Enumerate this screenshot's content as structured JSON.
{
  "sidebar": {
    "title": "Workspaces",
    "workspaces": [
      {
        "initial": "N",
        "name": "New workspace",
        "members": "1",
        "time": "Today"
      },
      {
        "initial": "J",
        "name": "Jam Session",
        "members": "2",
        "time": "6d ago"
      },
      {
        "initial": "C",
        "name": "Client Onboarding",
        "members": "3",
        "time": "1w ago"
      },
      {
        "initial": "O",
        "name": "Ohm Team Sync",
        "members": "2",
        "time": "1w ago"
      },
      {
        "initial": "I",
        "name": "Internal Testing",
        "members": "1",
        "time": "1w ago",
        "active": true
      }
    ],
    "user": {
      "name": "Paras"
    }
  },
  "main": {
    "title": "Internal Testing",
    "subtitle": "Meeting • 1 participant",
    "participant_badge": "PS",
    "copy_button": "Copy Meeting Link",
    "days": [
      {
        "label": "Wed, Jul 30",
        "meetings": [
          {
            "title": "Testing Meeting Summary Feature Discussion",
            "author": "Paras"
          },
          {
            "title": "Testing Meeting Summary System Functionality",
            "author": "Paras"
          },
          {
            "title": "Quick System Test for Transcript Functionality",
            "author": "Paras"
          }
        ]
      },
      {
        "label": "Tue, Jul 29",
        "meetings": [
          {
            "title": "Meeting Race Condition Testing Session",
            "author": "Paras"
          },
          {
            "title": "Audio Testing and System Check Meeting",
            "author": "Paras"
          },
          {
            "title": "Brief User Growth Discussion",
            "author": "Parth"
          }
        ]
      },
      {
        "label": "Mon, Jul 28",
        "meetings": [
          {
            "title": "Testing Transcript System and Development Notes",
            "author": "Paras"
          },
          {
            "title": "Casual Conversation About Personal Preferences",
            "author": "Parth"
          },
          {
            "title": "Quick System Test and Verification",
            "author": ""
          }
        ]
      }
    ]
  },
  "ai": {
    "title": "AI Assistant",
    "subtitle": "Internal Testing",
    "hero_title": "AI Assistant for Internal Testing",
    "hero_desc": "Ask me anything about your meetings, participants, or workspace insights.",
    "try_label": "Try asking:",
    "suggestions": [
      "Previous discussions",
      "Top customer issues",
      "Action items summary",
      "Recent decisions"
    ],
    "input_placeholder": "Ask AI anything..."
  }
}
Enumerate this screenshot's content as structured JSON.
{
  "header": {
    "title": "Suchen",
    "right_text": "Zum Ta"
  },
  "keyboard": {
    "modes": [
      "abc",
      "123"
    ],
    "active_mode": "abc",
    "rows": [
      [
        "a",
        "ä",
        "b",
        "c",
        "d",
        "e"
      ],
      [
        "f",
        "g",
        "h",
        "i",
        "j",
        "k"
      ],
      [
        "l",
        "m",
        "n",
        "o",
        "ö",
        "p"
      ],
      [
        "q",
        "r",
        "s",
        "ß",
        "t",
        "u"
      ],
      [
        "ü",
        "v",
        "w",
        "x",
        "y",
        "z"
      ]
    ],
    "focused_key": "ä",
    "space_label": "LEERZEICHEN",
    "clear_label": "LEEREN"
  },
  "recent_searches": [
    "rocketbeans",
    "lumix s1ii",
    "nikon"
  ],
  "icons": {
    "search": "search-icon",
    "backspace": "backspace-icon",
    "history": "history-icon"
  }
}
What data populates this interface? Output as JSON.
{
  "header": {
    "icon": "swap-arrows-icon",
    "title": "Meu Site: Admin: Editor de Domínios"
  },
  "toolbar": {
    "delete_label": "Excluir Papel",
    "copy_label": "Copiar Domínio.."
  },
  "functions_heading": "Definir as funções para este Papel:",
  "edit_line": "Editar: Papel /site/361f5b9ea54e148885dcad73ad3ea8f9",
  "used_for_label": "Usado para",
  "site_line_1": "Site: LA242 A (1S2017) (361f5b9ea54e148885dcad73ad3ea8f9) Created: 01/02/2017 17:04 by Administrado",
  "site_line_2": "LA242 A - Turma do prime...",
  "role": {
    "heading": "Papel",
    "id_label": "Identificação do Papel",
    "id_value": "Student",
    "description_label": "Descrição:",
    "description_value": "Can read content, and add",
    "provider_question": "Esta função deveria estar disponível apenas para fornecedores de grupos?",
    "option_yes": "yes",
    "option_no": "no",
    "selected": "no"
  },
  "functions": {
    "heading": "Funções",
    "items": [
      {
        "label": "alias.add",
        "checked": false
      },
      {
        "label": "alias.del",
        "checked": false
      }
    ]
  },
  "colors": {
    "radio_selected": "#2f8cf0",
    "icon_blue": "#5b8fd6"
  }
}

++++++++++

- _Written problem_:
Each entry above is to be set down again in exactly the same words.

- _Exercise solution_:
Enumerate this screenshot's content as structured JSON.
{
  "sidebar": {
    "title": "Workspaces",
    "workspaces": [
      {
        "initial": "N",
        "name": "New workspace",
        "members": "1",
        "time": "Today"
      },
      {
        "initial": "J",
        "name": "Jam Session",
        "members": "2",
        "time": "6d ago"
      },
      {
        "initial": "C",
        "name": "Client Onboarding",
        "members": "3",
        "time": "1w ago"
      },
      {
        "initial": "O",
        "name": "Ohm Team Sync",
        "members": "2",
        "time": "1w ago"
      },
      {
        "initial": "I",
        "name": "Internal Testing",
        "members": "1",
        "time": "1w ago",
        "active": true
      }
    ],
    "user": {
      "name": "Paras"
    }
  },
  "main": {
    "title": "Internal Testing",
    "subtitle": "Meeting • 1 participant",
    "participant_badge": "PS",
    "copy_button": "Copy Meeting Link",
    "days": [
      {
        "label": "Wed, Jul 30",
        "meetings": [
          {
            "title": "Testing Meeting Summary Feature Discussion",
            "author": "Paras"
          },
          {
            "title": "Testing Meeting Summary System Functionality",
            "author": "Paras"
          },
          {
            "title": "Quick System Test for Transcript Functionality",
            "author": "Paras"
          }
        ]
      },
      {
        "label": "Tue, Jul 29",
        "meetings": [
          {
            "title": "Meeting Race Condition Testing Session",
            "author": "Paras"
          },
          {
            "title": "Audio Testing and System Check Meeting",
            "author": "Paras"
          },
          {
            "title": "Brief User Growth Discussion",
            "author": "Parth"
          }
        ]
      },
      {
        "label": "Mon, Jul 28",
        "meetings": [
          {
            "title": "Testing Transcript System and Development Notes",
            "author": "Paras"
          },
          {
            "title": "Casual Conversation About Personal Preferences",
            "author": "Parth"
          },
          {
            "title": "Quick System Test and Verification",
            "author": ""
          }
        ]
      }
    ]
  },
  "ai": {
    "title": "AI Assistant",
    "subtitle": "Internal Testing",
    "hero_title": "AI Assistant for Internal Testing",
    "hero_desc": "Ask me anything about your meetings, participants, or workspace insights.",
    "try_label": "Try asking:",
    "suggestions": [
      "Previous discussions",
      "Top customer issues",
      "Action items summary",
      "Recent decisions"
    ],
    "input_placeholder": "Ask AI anything..."
  }
}
Enumerate this screenshot's content as structured JSON.
{
  "header": {
    "title": "Suchen",
    "right_text": "Zum Ta"
  },
  "keyboard": {
    "modes": [
      "abc",
      "123"
    ],
    "active_mode": "abc",
    "rows": [
      [
        "a",
        "ä",
        "b",
        "c",
        "d",
        "e"
      ],
      [
        "f",
        "g",
        "h",
        "i",
        "j",
        "k"
      ],
      [
        "l",
        "m",
        "n",
        "o",
        "ö",
        "p"
      ],
      [
        "q",
        "r",
        "s",
        "ß",
        "t",
        "u"
      ],
      [
        "ü",
        "v",
        "w",
        "x",
        "y",
        "z"
      ]
    ],
    "focused_key": "ä",
    "space_label": "LEERZEICHEN",
    "clear_label": "LEEREN"
  },
  "recent_searches": [
    "rocketbeans",
    "lumix s1ii",
    "nikon"
  ],
  "icons": {
    "search": "search-icon",
    "backspace": "backspace-icon",
    "history": "history-icon"
  }
}
What data populates this interface? Output as JSON.
{
  "header": {
    "icon": "swap-arrows-icon",
    "title": "Meu Site: Admin: Editor de Domínios"
  },
  "toolbar": {
    "delete_label": "Excluir Papel",
    "copy_label": "Copiar Domínio.."
  },
  "functions_heading": "Definir as funções para este Papel:",
  "edit_line": "Editar: Papel /site/361f5b9ea54e148885dcad73ad3ea8f9",
  "used_for_label": "Usado para",
  "site_line_1": "Site: LA242 A (1S2017) (361f5b9ea54e148885dcad73ad3ea8f9) Created: 01/02/2017 17:04 by Administrado",
  "site_line_2": "LA242 A - Turma do prime...",
  "role": {
    "heading": "Papel",
    "id_label": "Identificação do Papel",
    "id_value": "Student",
    "description_label": "Descrição:",
    "description_value": "Can read content, and add",
    "provider_question": "Esta função deveria estar disponível apenas para fornecedores de grupos?",
    "option_yes": "yes",
    "option_no": "no",
    "selected": "no"
  },
  "functions": {
    "heading": "Funções",
    "items": [
      {
        "label": "alias.add",
        "checked": false
      },
      {
        "label": "alias.del",
        "checked": false
      }
    ]
  },
  "colors": {
    "radio_selected": "#2f8cf0",
    "icon_blue": "#5b8fd6"
  }
}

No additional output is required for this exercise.